=== Material ===
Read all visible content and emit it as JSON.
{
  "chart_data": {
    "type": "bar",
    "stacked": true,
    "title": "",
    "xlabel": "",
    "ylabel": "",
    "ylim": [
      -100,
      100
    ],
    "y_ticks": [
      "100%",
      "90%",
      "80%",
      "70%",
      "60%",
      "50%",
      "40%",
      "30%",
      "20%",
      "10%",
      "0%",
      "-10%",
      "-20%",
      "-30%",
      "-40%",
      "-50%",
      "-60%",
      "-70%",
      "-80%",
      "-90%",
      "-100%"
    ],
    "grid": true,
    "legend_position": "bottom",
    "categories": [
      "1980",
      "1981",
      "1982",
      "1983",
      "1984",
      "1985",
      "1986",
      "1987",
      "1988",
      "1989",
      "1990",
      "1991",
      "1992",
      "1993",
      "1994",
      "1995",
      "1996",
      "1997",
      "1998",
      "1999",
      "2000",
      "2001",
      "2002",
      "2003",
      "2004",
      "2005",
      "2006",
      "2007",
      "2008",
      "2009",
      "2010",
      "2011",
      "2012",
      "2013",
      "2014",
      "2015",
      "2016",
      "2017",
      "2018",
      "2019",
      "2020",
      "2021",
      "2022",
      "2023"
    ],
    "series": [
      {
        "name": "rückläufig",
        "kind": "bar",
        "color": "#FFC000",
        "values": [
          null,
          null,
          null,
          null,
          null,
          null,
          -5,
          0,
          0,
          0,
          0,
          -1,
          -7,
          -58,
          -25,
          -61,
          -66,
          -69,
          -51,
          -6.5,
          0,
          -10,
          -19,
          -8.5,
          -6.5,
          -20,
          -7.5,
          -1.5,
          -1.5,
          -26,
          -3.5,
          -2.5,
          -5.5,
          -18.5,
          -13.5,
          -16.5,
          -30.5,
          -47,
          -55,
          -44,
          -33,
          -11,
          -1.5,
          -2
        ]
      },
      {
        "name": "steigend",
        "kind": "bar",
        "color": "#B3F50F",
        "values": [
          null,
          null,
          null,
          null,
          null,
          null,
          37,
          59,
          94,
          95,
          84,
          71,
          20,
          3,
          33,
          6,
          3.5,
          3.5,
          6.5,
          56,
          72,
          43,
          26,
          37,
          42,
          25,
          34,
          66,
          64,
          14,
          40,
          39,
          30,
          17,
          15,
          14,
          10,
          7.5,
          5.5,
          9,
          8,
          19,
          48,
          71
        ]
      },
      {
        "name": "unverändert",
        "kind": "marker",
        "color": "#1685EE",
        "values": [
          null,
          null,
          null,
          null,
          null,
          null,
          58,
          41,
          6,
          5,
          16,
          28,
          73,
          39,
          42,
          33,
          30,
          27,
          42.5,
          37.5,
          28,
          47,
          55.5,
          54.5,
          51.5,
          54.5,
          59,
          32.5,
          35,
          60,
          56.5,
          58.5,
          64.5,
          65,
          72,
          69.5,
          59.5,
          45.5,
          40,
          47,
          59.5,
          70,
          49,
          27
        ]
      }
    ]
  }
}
===
§ Written exercise
Make an exact copy of every line in the data.

§ Result
Read all visible content and emit it as JSON.
{
  "chart_data": {
    "type": "bar",
    "stacked": true,
    "title": "",
    "xlabel": "",
    "ylabel": "",
    "ylim": [
      -100,
      100
    ],
    "y_ticks": [
      "100%",
      "90%",
      "80%",
      "70%",
      "60%",
      "50%",
      "40%",
      "30%",
      "20%",
      "10%",
      "0%",
      "-10%",
      "-20%",
      "-30%",
      "-40%",
      "-50%",
      "-60%",
      "-70%",
      "-80%",
      "-90%",
      "-100%"
    ],
    "grid": true,
    "legend_position": "bottom",
    "categories": [
      "1980",
      "1981",
      "1982",
      "1983",
      "1984",
      "1985",
      "1986",
      "1987",
      "1988",
      "1989",
      "1990",
      "1991",
      "1992",
      "1993",
      "1994",
      "1995",
      "1996",
      "1997",
      "1998",
      "1999",
      "2000",
      "2001",
      "2002",
      "2003",
      "2004",
      "2005",
      "2006",
      "2007",
      "2008",
      "2009",
      "2010",
      "2011",
      "2012",
      "2013",
      "2014",
      "2015",
      "2016",
      "2017",
      "2018",
      "2019",
      "2020",
      "2021",
      "2022",
      "2023"
    ],
    "series": [
      {
        "name": "rückläufig",
        "kind": "bar",
        "color": "#FFC000",
        "values": [
          null,
          null,
          null,
          null,
          null,
          null,
          -5,
          0,
          0,
          0,
          0,
          -1,
          -7,
          -58,
          -25,
          -61,
          -66,
          -69,
          -51,
          -6.5,
          0,
          -10,
          -19,
          -8.5,
          -6.5,
          -20,
          -7.5,
          -1.5,
          -1.5,
          -26,
          -3.5,
          -2.5,
          -5.5,
          -18.5,
          -13.5,
          -16.5,
          -30.5,
          -47,
          -55,
          -44,
          -33,
          -11,
          -1.5,
          -2
        ]
      },
      {
        "name": "steigend",
        "kind": "bar",
        "color": "#B3F50F",
        "values": [
          null,
          null,
          null,
          null,
          null,
          null,
          37,
          59,
          94,
          95,
          84,
          71,
          20,
          3,
          33,
          6,
          3.5,
          3.5,
          6.5,
          56,
          72,
          43,
          26,
          37,
          42,
          25,
          34,
          66,
          64,
          14,
          40,
          39,
          30,
          17,
          15,
          14,
          10,
          7.5,
          5.5,
          9,
          8,
          19,
          48,
          71
        ]
      },
      {
        "name": "unverändert",
        "kind": "marker",
        "color": "#1685EE",
        "values": [
          null,
          null,
          null,
          null,
          null,
          null,
          58,
          41,
          6,
          5,
          16,
          28,
          73,
          39,
          42,
          33,
          30,
          27,
          42.5,
          37.5,
          28,
          47,
          55.5,
          54.5,
          51.5,
          54.5,
          59,
          32.5,
          35,
          60,
          56.5,
          58.5,
          64.5,
          65,
          72,
          69.5,
          59.5,
          45.5,
          40,
          47,
          59.5,
          70,
          49,
          27
        ]
      }
    ]
  }
}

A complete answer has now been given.